◆ **SHORT TASK**: The records that follow are to be repeated exactly, with the pictures removed.

[Dataset rows]
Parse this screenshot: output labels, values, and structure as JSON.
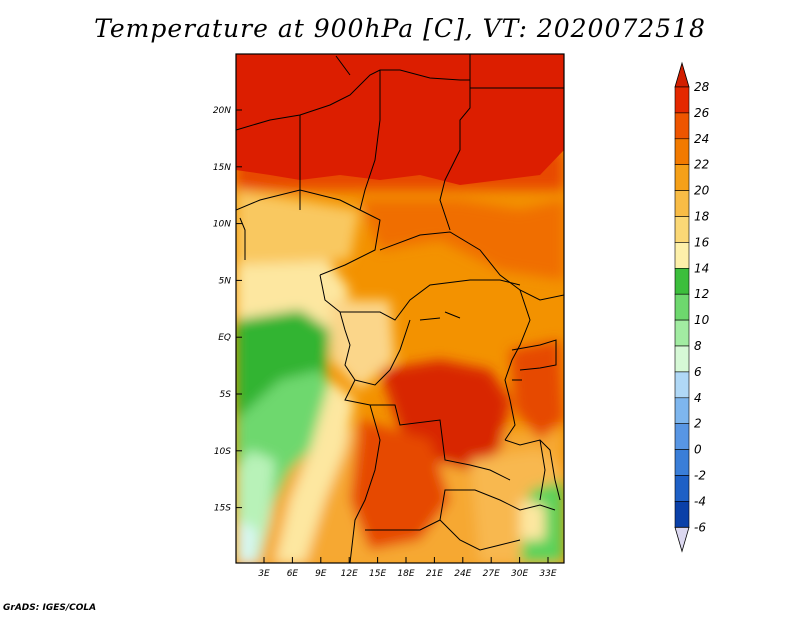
{
  "title": "Temperature at 900hPa [C], VT: 2020072518",
  "credit": "GrADS: IGES/COLA",
  "map": {
    "lon_range": [
      0,
      35
    ],
    "lat_range": [
      -20,
      25
    ],
    "lon_ticks": [
      "3E",
      "6E",
      "9E",
      "12E",
      "15E",
      "18E",
      "21E",
      "24E",
      "27E",
      "30E",
      "33E"
    ],
    "lat_ticks": [
      "20N",
      "15N",
      "10N",
      "5N",
      "EQ",
      "5S",
      "10S",
      "15S"
    ]
  },
  "colorbar": {
    "labels": [
      "28",
      "26",
      "24",
      "22",
      "20",
      "18",
      "16",
      "14",
      "12",
      "10",
      "8",
      "6",
      "4",
      "2",
      "0",
      "-2",
      "-4",
      "-6"
    ],
    "colors": [
      "#6e0000",
      "#d21e00",
      "#e84a00",
      "#f06e00",
      "#f69a00",
      "#f9b640",
      "#fbd26e",
      "#fdeba0",
      "#fefcc8",
      "#32b432",
      "#5ad25a",
      "#8ee68e",
      "#b8f2b8",
      "#e0fae0",
      "#b4dcf8",
      "#84bcf0",
      "#5a9ce6",
      "#3c82dc",
      "#1e64c8",
      "#0a46aa",
      "#002896",
      "#000a64"
    ]
  }
}
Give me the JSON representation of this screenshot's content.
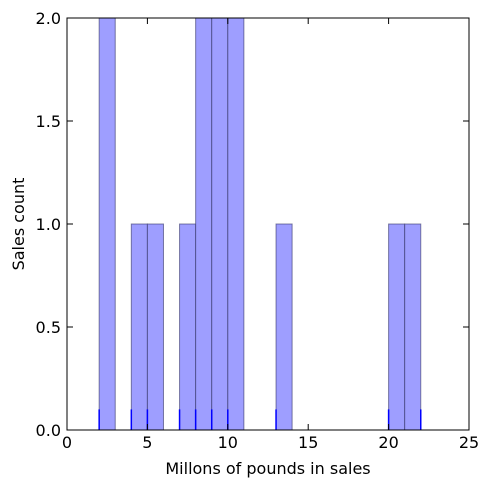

◆ **OUTPUT**:
Parse this screenshot: output labels, values, and structure as JSON.
{
  "title": "Temperature at 900hPa [C], VT: 2020072518",
  "credit": "GrADS: IGES/COLA",
  "map": {
    "lon_range": [
      0,
      35
    ],
    "lat_range": [
      -20,
      25
    ],
    "lon_ticks": [
      "3E",
      "6E",
      "9E",
      "12E",
      "15E",
      "18E",
      "21E",
      "24E",
      "27E",
      "30E",
      "33E"
    ],
    "lat_ticks": [
      "20N",
      "15N",
      "10N",
      "5N",
      "EQ",
      "5S",
      "10S",
      "15S"
    ]
  },
  "colorbar": {
    "labels": [
      "28",
      "26",
      "24",
      "22",
      "20",
      "18",
      "16",
      "14",
      "12",
      "10",
      "8",
      "6",
      "4",
      "2",
      "0",
      "-2",
      "-4",
      "-6"
    ],
    "colors": [
      "#6e0000",
      "#d21e00",
      "#e84a00",
      "#f06e00",
      "#f69a00",
      "#f9b640",
      "#fbd26e",
      "#fdeba0",
      "#fefcc8",
      "#32b432",
      "#5ad25a",
      "#8ee68e",
      "#b8f2b8",
      "#e0fae0",
      "#b4dcf8",
      "#84bcf0",
      "#5a9ce6",
      "#3c82dc",
      "#1e64c8",
      "#0a46aa",
      "#002896",
      "#000a64"
    ]
  }
}
Give me the JSON representation of this screenshot's content.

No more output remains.